(Lines of data)

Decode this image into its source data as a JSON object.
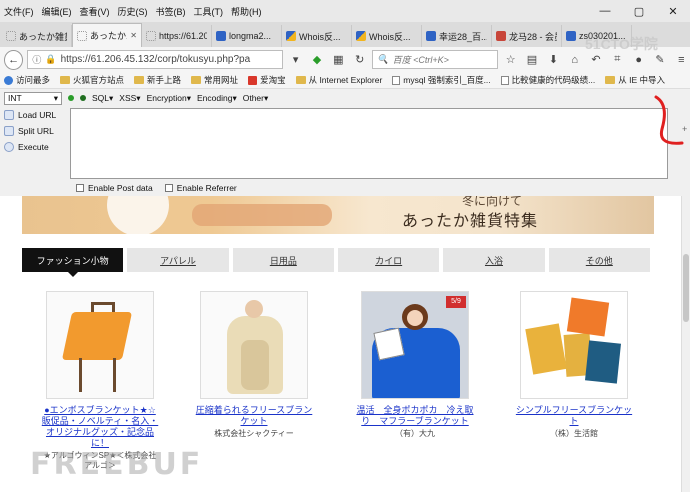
{
  "menubar": {
    "items": [
      "文件(F)",
      "编辑(E)",
      "查看(V)",
      "历史(S)",
      "书签(B)",
      "工具(T)",
      "帮助(H)"
    ]
  },
  "window_controls": {
    "minimize": "—",
    "maximize": "▢",
    "close": "✕"
  },
  "tabs": [
    {
      "label": "あったか雑貨...",
      "active": false,
      "fav": "none"
    },
    {
      "label": "あったか...",
      "active": true,
      "fav": "none"
    },
    {
      "label": "https://61.20...",
      "active": false,
      "fav": "none"
    },
    {
      "label": "longma2...",
      "active": false,
      "fav": "blue"
    },
    {
      "label": "Whois反...",
      "active": false,
      "fav": "yellowblue"
    },
    {
      "label": "Whois反...",
      "active": false,
      "fav": "yellowblue"
    },
    {
      "label": "幸运28_百...",
      "active": false,
      "fav": "blue"
    },
    {
      "label": "龙马28 - 会员...",
      "active": false,
      "fav": "red"
    },
    {
      "label": "zs030201...",
      "active": false,
      "fav": "blue"
    }
  ],
  "navbar": {
    "url": "https://61.206.45.132/corp/tokusyu.php?pa",
    "search_placeholder": "百度 <Ctrl+K>"
  },
  "bookmarks": [
    {
      "label": "访问最多",
      "icon": "gear"
    },
    {
      "label": "火狐官方站点",
      "icon": "fold"
    },
    {
      "label": "新手上路",
      "icon": "fold"
    },
    {
      "label": "常用网址",
      "icon": "fold"
    },
    {
      "label": "爱淘宝",
      "icon": "red"
    },
    {
      "label": "从 Internet Explorer",
      "icon": "fold"
    },
    {
      "label": "mysql 强制索引_百度...",
      "icon": "doc"
    },
    {
      "label": "比較健康的代码级绩...",
      "icon": "doc"
    },
    {
      "label": "从 IE 中导入",
      "icon": "fold"
    }
  ],
  "hackbar": {
    "type_select": "INT",
    "menu": [
      "SQL▾",
      "XSS▾",
      "Encryption▾",
      "Encoding▾",
      "Other▾"
    ],
    "actions": [
      "Load URL",
      "Split URL",
      "Execute"
    ],
    "enable_post": "Enable Post data",
    "enable_referrer": "Enable Referrer",
    "textarea_value": ""
  },
  "banner": {
    "subtitle": "冬に向けて",
    "title": "あったか雑貨特集"
  },
  "categories": [
    {
      "label": "ファッション小物",
      "active": true
    },
    {
      "label": "アパレル",
      "active": false
    },
    {
      "label": "日用品",
      "active": false
    },
    {
      "label": "カイロ",
      "active": false
    },
    {
      "label": "入浴",
      "active": false
    },
    {
      "label": "その他",
      "active": false
    }
  ],
  "products": [
    {
      "name": "●エンボスブランケット★☆販促品・ノベルティ・名入・オリジナルグッズ・記念品に！",
      "maker": "★アルゴウィンSP★＜株式会社アルゴ＞"
    },
    {
      "name": "圧縮着られるフリースブランケット",
      "maker": "株式会社シャクティー"
    },
    {
      "name": "温活　全身ポカポカ　冷え取り　マフラーブランケット",
      "maker": "（有）大九"
    },
    {
      "name": "シンプルフリースブランケット",
      "maker": "（株）生活館"
    }
  ],
  "product_tag": "5/9",
  "watermark": "FREEBUF",
  "watermark2": "51CTO学院",
  "colors": {
    "link": "#1a33c9",
    "active_tab": "#111111",
    "annotation": "#e02020"
  }
}
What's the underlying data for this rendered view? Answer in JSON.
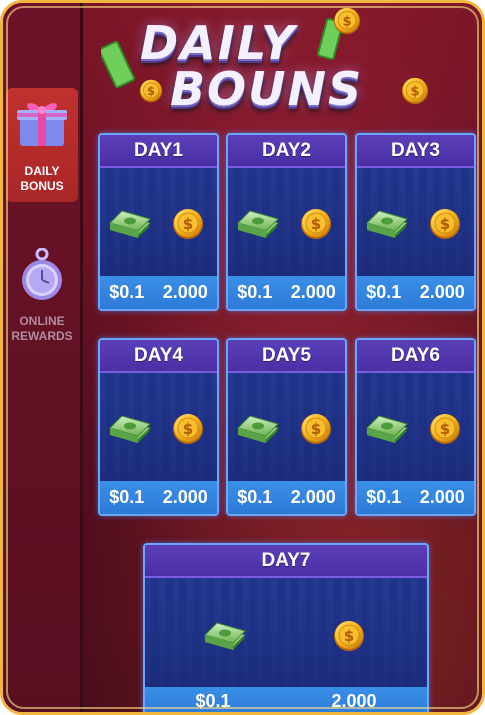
{
  "title": {
    "line1": "DAILY",
    "line2": "BOUNS"
  },
  "sidebar": {
    "items": [
      {
        "label_line1": "DAILY",
        "label_line2": "BONUS",
        "active": true
      },
      {
        "label_line1": "ONLINE",
        "label_line2": "REWARDS",
        "active": false
      }
    ]
  },
  "days": [
    {
      "label": "DAY1",
      "cash": "$0.1",
      "coins": "2.000"
    },
    {
      "label": "DAY2",
      "cash": "$0.1",
      "coins": "2.000"
    },
    {
      "label": "DAY3",
      "cash": "$0.1",
      "coins": "2.000"
    },
    {
      "label": "DAY4",
      "cash": "$0.1",
      "coins": "2.000"
    },
    {
      "label": "DAY5",
      "cash": "$0.1",
      "coins": "2.000"
    },
    {
      "label": "DAY6",
      "cash": "$0.1",
      "coins": "2.000"
    },
    {
      "label": "DAY7",
      "cash": "$0.1",
      "coins": "2.000"
    }
  ],
  "colors": {
    "frame_border": "#f3b63f",
    "card_head": "#4a2fa5",
    "card_foot": "#2d7bd8",
    "active_tab": "#c0312f"
  }
}
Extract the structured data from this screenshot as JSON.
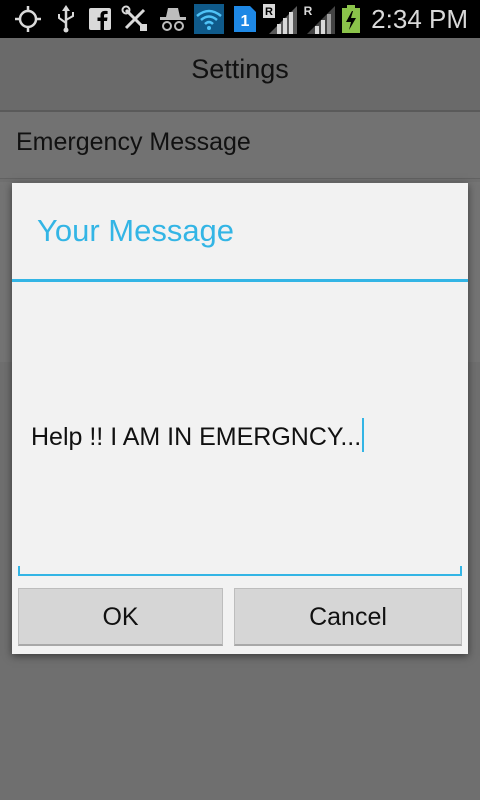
{
  "status_bar": {
    "time": "2:34 PM",
    "icons": [
      "gps-icon",
      "usb-icon",
      "facebook-icon",
      "tools-icon",
      "incognito-icon",
      "wifi-icon",
      "sim-1-icon",
      "roaming-signal-icon",
      "roaming-signal-2-icon",
      "battery-charging-icon"
    ],
    "roaming_letter": "R",
    "sim_number": "1"
  },
  "app_bar": {
    "title": "Settings"
  },
  "list": {
    "item_label": "Emergency Message"
  },
  "dialog": {
    "title": "Your Message",
    "message_value": "Help !! I AM IN EMERGNCY...",
    "ok_label": "OK",
    "cancel_label": "Cancel"
  },
  "colors": {
    "accent": "#33b5e5",
    "status_bar_bg": "#000000",
    "dialog_bg": "#f2f2f2"
  }
}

▶ **What needs to be done**: Give the material again exactly as it is, but keep the pictures out.

▶ **Solution for this problem**:
Decode this image into its source data as a JSON object.
{
  "menubar": {
    "items": [
      "文件(F)",
      "编辑(E)",
      "查看(V)",
      "历史(S)",
      "书签(B)",
      "工具(T)",
      "帮助(H)"
    ]
  },
  "window_controls": {
    "minimize": "—",
    "maximize": "▢",
    "close": "✕"
  },
  "tabs": [
    {
      "label": "あったか雑貨...",
      "active": false,
      "fav": "none"
    },
    {
      "label": "あったか...",
      "active": true,
      "fav": "none"
    },
    {
      "label": "https://61.20...",
      "active": false,
      "fav": "none"
    },
    {
      "label": "longma2...",
      "active": false,
      "fav": "blue"
    },
    {
      "label": "Whois反...",
      "active": false,
      "fav": "yellowblue"
    },
    {
      "label": "Whois反...",
      "active": false,
      "fav": "yellowblue"
    },
    {
      "label": "幸运28_百...",
      "active": false,
      "fav": "blue"
    },
    {
      "label": "龙马28 - 会员...",
      "active": false,
      "fav": "red"
    },
    {
      "label": "zs030201...",
      "active": false,
      "fav": "blue"
    }
  ],
  "navbar": {
    "url": "https://61.206.45.132/corp/tokusyu.php?pa",
    "search_placeholder": "百度 <Ctrl+K>"
  },
  "bookmarks": [
    {
      "label": "访问最多",
      "icon": "gear"
    },
    {
      "label": "火狐官方站点",
      "icon": "fold"
    },
    {
      "label": "新手上路",
      "icon": "fold"
    },
    {
      "label": "常用网址",
      "icon": "fold"
    },
    {
      "label": "爱淘宝",
      "icon": "red"
    },
    {
      "label": "从 Internet Explorer",
      "icon": "fold"
    },
    {
      "label": "mysql 强制索引_百度...",
      "icon": "doc"
    },
    {
      "label": "比較健康的代码级绩...",
      "icon": "doc"
    },
    {
      "label": "从 IE 中导入",
      "icon": "fold"
    }
  ],
  "hackbar": {
    "type_select": "INT",
    "menu": [
      "SQL▾",
      "XSS▾",
      "Encryption▾",
      "Encoding▾",
      "Other▾"
    ],
    "actions": [
      "Load URL",
      "Split URL",
      "Execute"
    ],
    "enable_post": "Enable Post data",
    "enable_referrer": "Enable Referrer",
    "textarea_value": ""
  },
  "banner": {
    "subtitle": "冬に向けて",
    "title": "あったか雑貨特集"
  },
  "categories": [
    {
      "label": "ファッション小物",
      "active": true
    },
    {
      "label": "アパレル",
      "active": false
    },
    {
      "label": "日用品",
      "active": false
    },
    {
      "label": "カイロ",
      "active": false
    },
    {
      "label": "入浴",
      "active": false
    },
    {
      "label": "その他",
      "active": false
    }
  ],
  "products": [
    {
      "name": "●エンボスブランケット★☆販促品・ノベルティ・名入・オリジナルグッズ・記念品に！",
      "maker": "★アルゴウィンSP★＜株式会社アルゴ＞"
    },
    {
      "name": "圧縮着られるフリースブランケット",
      "maker": "株式会社シャクティー"
    },
    {
      "name": "温活　全身ポカポカ　冷え取り　マフラーブランケット",
      "maker": "（有）大九"
    },
    {
      "name": "シンプルフリースブランケット",
      "maker": "（株）生活館"
    }
  ],
  "product_tag": "5/9",
  "watermark": "FREEBUF",
  "watermark2": "51CTO学院",
  "colors": {
    "link": "#1a33c9",
    "active_tab": "#111111",
    "annotation": "#e02020"
  }
}
What's the underlying data for this rendered view? Answer in JSON.
{
  "title": {
    "line1": "DAILY",
    "line2": "BOUNS"
  },
  "sidebar": {
    "items": [
      {
        "label_line1": "DAILY",
        "label_line2": "BONUS",
        "active": true
      },
      {
        "label_line1": "ONLINE",
        "label_line2": "REWARDS",
        "active": false
      }
    ]
  },
  "days": [
    {
      "label": "DAY1",
      "cash": "$0.1",
      "coins": "2.000"
    },
    {
      "label": "DAY2",
      "cash": "$0.1",
      "coins": "2.000"
    },
    {
      "label": "DAY3",
      "cash": "$0.1",
      "coins": "2.000"
    },
    {
      "label": "DAY4",
      "cash": "$0.1",
      "coins": "2.000"
    },
    {
      "label": "DAY5",
      "cash": "$0.1",
      "coins": "2.000"
    },
    {
      "label": "DAY6",
      "cash": "$0.1",
      "coins": "2.000"
    },
    {
      "label": "DAY7",
      "cash": "$0.1",
      "coins": "2.000"
    }
  ],
  "colors": {
    "frame_border": "#f3b63f",
    "card_head": "#4a2fa5",
    "card_foot": "#2d7bd8",
    "active_tab": "#c0312f"
  }
}
Extract the structured data from this screenshot as JSON.
{
  "status_bar": {
    "time": "2:34 PM",
    "icons": [
      "gps-icon",
      "usb-icon",
      "facebook-icon",
      "tools-icon",
      "incognito-icon",
      "wifi-icon",
      "sim-1-icon",
      "roaming-signal-icon",
      "roaming-signal-2-icon",
      "battery-charging-icon"
    ],
    "roaming_letter": "R",
    "sim_number": "1"
  },
  "app_bar": {
    "title": "Settings"
  },
  "list": {
    "item_label": "Emergency Message"
  },
  "dialog": {
    "title": "Your Message",
    "message_value": "Help !! I AM IN EMERGNCY...",
    "ok_label": "OK",
    "cancel_label": "Cancel"
  },
  "colors": {
    "accent": "#33b5e5",
    "status_bar_bg": "#000000",
    "dialog_bg": "#f2f2f2"
  }
}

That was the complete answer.